Da sinistra: Paila Pavese, Geppy Gleijeses e Marianella Bargilli.

Abbiamo più volte avuto modo di notare, soprattutto negli anni passati, come il fiuto per il buon teatro non sia esattamente il punto forte del pubblico catanese: conseguentemente, una sala pressoché vuota ci induce a sperare, e con buone probabilità di azzeccarci, nella concreta possibilità di assistere ad uno spettacolo di ottimo livello. Ci sono naturalmente eccezioni, come per ITIS Galileo, dove una sala gremita ha assistito ad un monologo magistrale, ma si tratta di sporadiche eccezioni, dovute più al nome del protagonista che ad una effettiva inclinazione critica. Il nostro discorso vale naturalmente per la prima, giacché negli altri turni la più composita struttura del pubblico riequilibra in un certo modo la situazione, anche se purtroppo in maniera sempre limitata.

Ma lasciando da parte queste considerazioni di ordine sociologico applicate al catanese a denominazione di origine controllata, la sala semideserta dell'Ambasciatori, martedì 22 febbraio, ha confermato in pieno le nostre più rosee aspettative. Andava in scena Mercadet (l'affarista), una commedia di Honoré de Balzac, rappresentata in Francia solo dopo la morte del suo autore, alla quale, come ad altre piéces dello scrittore francese, non arrise immediatamente un meritato successo di pubblico.

Azioni da svolgere:
(a) Riscrivi il tratto della recensione che va da "Da sinistra: Paila" fino a "maniera sempre limitata.", sostituendo "monologo" con "assolo".
(b) Secondo la recensione, in quale sala e in quale giorno è andata in scena la commedia Mercadet?

Estratti delle voci:

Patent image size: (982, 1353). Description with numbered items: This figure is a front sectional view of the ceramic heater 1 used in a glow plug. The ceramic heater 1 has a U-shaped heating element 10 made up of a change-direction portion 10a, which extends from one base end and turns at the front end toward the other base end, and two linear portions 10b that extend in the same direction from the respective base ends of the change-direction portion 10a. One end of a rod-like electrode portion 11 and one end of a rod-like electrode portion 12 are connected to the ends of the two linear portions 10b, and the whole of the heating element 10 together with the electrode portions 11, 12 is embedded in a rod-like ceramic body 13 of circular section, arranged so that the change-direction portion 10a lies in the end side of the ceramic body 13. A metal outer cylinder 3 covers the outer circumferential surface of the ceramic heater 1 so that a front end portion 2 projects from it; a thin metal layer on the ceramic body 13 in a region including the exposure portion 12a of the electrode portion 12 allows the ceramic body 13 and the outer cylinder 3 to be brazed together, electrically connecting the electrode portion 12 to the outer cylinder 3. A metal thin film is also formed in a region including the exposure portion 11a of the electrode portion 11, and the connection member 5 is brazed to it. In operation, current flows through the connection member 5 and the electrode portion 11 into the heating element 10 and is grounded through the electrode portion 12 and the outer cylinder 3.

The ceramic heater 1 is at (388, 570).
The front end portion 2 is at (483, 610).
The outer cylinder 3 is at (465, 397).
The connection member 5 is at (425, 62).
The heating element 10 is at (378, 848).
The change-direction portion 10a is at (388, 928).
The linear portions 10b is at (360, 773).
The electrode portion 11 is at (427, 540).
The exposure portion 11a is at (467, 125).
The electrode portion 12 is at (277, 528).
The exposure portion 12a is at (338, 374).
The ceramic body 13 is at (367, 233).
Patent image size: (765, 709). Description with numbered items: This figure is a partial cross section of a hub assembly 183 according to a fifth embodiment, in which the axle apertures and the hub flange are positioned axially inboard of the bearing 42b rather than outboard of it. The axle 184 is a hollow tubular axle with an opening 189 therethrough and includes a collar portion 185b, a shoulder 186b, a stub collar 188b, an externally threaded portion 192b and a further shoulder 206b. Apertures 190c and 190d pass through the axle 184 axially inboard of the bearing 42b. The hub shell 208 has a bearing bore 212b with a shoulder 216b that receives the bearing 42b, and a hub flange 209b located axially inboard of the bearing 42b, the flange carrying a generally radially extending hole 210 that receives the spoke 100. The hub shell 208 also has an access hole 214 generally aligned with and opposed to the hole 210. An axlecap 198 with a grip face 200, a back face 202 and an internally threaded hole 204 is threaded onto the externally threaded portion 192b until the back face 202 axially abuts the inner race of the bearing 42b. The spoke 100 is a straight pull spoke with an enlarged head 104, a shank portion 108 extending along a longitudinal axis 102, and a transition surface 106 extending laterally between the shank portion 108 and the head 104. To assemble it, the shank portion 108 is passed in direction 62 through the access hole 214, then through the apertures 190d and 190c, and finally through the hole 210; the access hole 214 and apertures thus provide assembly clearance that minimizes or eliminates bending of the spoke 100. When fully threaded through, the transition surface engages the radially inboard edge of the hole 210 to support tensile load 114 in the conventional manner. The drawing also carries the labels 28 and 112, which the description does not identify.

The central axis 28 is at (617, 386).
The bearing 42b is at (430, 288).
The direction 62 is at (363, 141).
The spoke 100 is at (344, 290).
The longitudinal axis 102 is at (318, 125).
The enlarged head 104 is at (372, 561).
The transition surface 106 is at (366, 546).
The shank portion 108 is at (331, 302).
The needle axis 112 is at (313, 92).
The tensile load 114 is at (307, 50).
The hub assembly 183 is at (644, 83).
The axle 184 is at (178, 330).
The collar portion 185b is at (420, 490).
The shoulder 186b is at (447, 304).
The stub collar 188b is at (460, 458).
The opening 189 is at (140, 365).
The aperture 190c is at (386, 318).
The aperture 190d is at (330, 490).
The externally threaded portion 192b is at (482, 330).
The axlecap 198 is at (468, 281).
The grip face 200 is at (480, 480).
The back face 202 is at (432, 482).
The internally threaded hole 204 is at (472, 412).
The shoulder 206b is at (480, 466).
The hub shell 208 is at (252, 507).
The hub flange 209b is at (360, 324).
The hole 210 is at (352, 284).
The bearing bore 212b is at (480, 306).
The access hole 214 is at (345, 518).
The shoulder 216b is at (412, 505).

Risultati dell'esercizio:
(a)
Da sinistra: Paila Pavese, Geppy Gleijeses e Marianella Bargilli.

Abbiamo più volte avuto modo di notare, soprattutto negli anni passati, come il fiuto per il buon teatro non sia esattamente il punto forte del pubblico catanese: conseguentemente, una sala pressoché vuota ci induce a sperare, e con buone probabilità di azzeccarci, nella concreta possibilità di assistere ad uno spettacolo di ottimo livello. Ci sono naturalmente eccezioni, come per ITIS Galileo, dove una sala gremita ha assistito ad un assolo magistrale, ma si tratta di sporadiche eccezioni, dovute più al nome del protagonista che ad una effettiva inclinazione critica. Il nostro discorso vale naturalmente per la prima, giacché negli altri turni la più composita struttura del pubblico riequilibra in un certo modo la situazione, anche se purtroppo in maniera sempre limitata.

(b) All'Ambasciatori, martedì 22 febbraio.